Goal of the exercise: Copy out all lines that carry the word "Reference".

Available records:
=-=-=-=-=

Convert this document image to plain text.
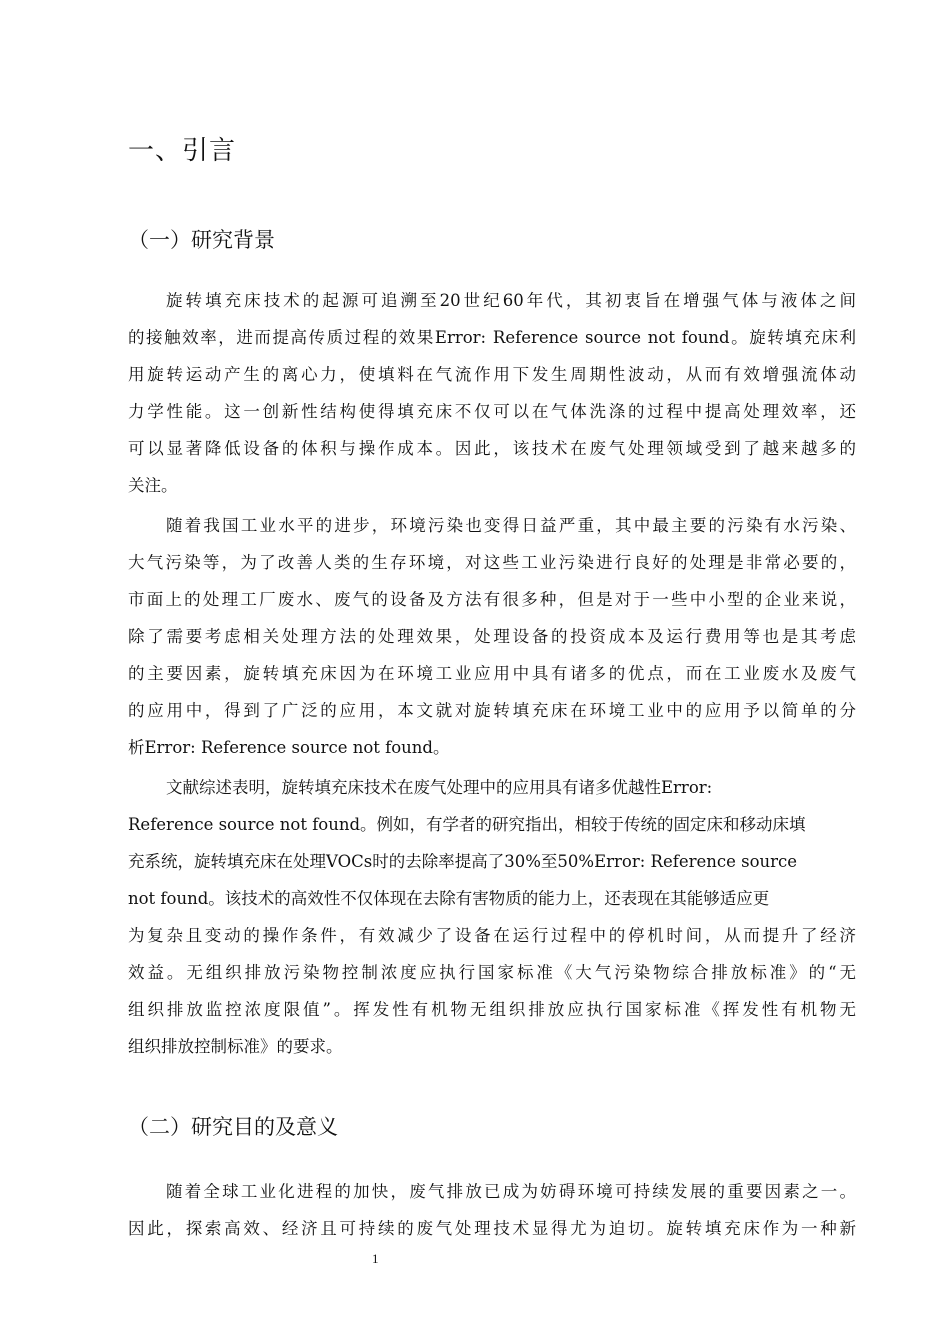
一、引言
（一）研究背景
旋转填充床技术的起源可追溯至20世纪60年代，其初衷旨在增强气体与液体之间
的接触效率，进而提高传质过程的效果Error: Reference source not found。旋转填充床利
用旋转运动产生的离心力，使填料在气流作用下发生周期性波动，从而有效增强流体动
力学性能。这一创新性结构使得填充床不仅可以在气体洗涤的过程中提高处理效率，还
可以显著降低设备的体积与操作成本。因此，该技术在废气处理领域受到了越来越多的
关注。
随着我国工业水平的进步，环境污染也变得日益严重，其中最主要的污染有水污染、
大气污染等，为了改善人类的生存环境，对这些工业污染进行良好的处理是非常必要的，
市面上的处理工厂废水、废气的设备及方法有很多种，但是对于一些中小型的企业来说，
除了需要考虑相关处理方法的处理效果，处理设备的投资成本及运行费用等也是其考虑
的主要因素，旋转填充床因为在环境工业应用中具有诸多的优点，而在工业废水及废气
的应用中，得到了广泛的应用，本文就对旋转填充床在环境工业中的应用予以简单的分
析Error: Reference source not found。
文献综述表明，旋转填充床技术在废气处理中的应用具有诸多优越性Error:
Reference source not found。例如，有学者的研究指出，相较于传统的固定床和移动床填
充系统，旋转填充床在处理VOCs时的去除率提高了30%至50%Error: Reference source
not found。该技术的高效性不仅体现在去除有害物质的能力上，还表现在其能够适应更
为复杂且变动的操作条件，有效减少了设备在运行过程中的停机时间，从而提升了经济
效益。无组织排放污染物控制浓度应执行国家标准《大气污染物综合排放标准》的“无
组织排放监控浓度限值”。挥发性有机物无组织排放应执行国家标准《挥发性有机物无
组织排放控制标准》的要求。
（二）研究目的及意义
随着全球工业化进程的加快，废气排放已成为妨碍环境可持续发展的重要因素之一。
因此，探索高效、经济且可持续的废气处理技术显得尤为迫切。旋转填充床作为一种新
1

=-=-=-=-=

Result of the task:
的接触效率，进而提高传质过程的效果Error: Reference source not found。旋转填充床利
析Error: Reference source not found。
Reference source not found。例如，有学者的研究指出，相较于传统的固定床和移动床填
充系统，旋转填充床在处理VOCs时的去除率提高了30%至50%Error: Reference source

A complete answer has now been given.